◆ INSTRUCTION ◆
In the listing below, locate the lines that hold "Direction" and copy them.

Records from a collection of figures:
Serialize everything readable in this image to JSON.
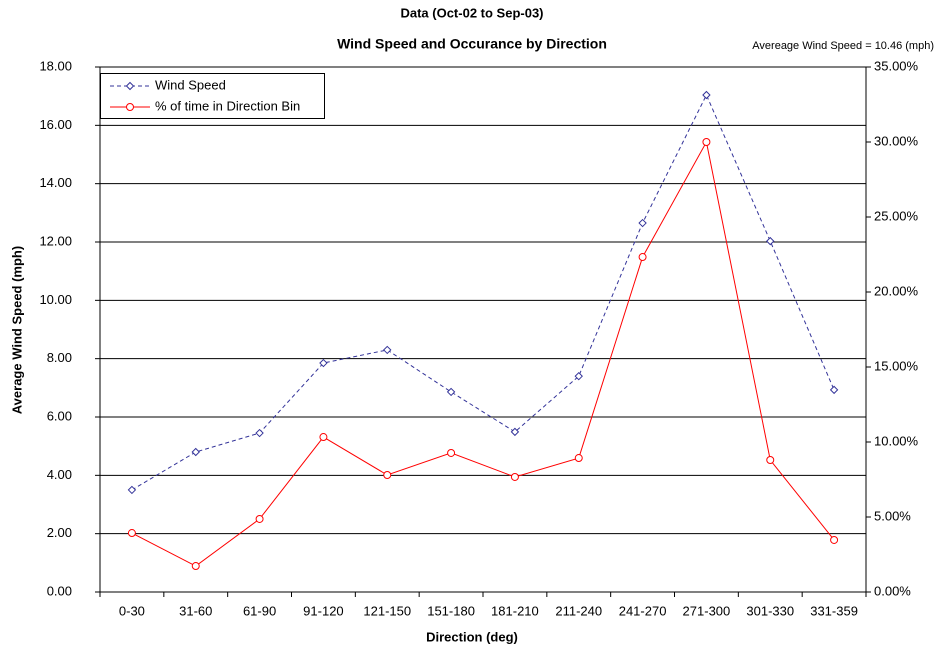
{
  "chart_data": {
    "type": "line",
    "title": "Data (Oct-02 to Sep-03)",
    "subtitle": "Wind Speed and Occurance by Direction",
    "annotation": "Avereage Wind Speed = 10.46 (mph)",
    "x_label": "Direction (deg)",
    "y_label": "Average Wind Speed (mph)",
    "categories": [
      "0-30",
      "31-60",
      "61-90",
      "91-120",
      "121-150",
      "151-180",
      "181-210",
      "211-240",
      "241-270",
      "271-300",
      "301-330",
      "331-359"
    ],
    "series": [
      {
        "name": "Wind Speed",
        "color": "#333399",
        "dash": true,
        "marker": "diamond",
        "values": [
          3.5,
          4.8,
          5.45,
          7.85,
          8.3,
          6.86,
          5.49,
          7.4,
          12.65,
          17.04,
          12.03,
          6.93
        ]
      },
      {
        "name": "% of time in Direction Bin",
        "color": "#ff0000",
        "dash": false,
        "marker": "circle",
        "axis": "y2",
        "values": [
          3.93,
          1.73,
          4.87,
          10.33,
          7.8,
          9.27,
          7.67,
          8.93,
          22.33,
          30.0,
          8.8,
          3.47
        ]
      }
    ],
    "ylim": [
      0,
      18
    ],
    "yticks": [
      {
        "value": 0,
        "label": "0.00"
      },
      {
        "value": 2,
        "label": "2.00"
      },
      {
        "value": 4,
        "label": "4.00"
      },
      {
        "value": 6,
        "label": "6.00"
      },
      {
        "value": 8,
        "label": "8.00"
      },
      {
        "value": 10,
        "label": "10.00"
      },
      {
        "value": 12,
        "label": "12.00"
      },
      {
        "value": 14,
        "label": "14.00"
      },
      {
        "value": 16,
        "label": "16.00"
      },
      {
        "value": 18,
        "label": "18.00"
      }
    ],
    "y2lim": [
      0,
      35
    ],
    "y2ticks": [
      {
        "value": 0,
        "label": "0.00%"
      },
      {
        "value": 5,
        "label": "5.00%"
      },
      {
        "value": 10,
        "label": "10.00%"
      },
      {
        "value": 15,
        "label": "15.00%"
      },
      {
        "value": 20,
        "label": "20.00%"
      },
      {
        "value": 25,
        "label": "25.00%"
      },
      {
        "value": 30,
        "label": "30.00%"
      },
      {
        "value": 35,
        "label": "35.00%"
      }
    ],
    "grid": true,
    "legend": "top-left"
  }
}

◆ EXERCISE RESPONSE ◆
    "subtitle": "Wind Speed and Occurance by Direction",
    "x_label": "Direction (deg)",
        "name": "% of time in Direction Bin",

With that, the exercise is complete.